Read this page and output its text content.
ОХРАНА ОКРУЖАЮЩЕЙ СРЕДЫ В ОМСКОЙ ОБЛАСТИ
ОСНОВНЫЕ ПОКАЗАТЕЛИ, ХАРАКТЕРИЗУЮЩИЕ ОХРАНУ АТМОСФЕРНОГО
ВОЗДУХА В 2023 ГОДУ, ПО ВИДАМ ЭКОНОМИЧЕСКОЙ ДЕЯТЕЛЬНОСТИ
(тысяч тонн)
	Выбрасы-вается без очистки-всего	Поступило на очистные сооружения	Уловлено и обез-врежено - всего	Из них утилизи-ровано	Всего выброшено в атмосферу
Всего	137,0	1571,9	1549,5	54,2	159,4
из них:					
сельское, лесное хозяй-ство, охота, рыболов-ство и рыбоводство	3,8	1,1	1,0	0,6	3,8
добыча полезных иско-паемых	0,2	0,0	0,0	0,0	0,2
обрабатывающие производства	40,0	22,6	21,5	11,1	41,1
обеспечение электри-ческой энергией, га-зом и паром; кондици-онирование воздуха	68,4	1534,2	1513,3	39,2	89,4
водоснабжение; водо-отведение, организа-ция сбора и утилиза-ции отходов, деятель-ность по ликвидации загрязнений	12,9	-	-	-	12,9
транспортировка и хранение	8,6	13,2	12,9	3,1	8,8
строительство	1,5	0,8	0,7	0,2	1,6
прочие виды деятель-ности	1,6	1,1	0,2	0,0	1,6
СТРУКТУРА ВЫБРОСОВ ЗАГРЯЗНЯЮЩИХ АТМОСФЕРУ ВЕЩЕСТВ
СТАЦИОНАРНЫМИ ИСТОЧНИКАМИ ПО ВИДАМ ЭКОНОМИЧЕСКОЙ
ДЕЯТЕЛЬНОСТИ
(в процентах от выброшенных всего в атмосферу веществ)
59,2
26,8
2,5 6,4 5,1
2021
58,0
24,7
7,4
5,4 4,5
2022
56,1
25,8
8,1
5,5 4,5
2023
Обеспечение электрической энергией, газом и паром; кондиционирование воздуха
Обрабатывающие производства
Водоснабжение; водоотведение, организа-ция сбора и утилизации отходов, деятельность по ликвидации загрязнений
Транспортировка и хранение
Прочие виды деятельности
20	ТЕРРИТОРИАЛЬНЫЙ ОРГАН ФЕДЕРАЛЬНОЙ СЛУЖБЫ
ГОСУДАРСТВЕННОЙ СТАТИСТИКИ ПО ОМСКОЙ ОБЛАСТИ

TO DO
Copy every line of the listing containing the string "сбора".

ANSWER IN FULL
водоснабжение; водо-отведение, организа-ция сбора и утилиза-ции отходов, деятель-ность по ликвидации загрязнений	12,9	-	-	-	12,9
Водоснабжение; водоотведение, организа-ция сбора и утилизации отходов, деятельность по ликвидации загрязнений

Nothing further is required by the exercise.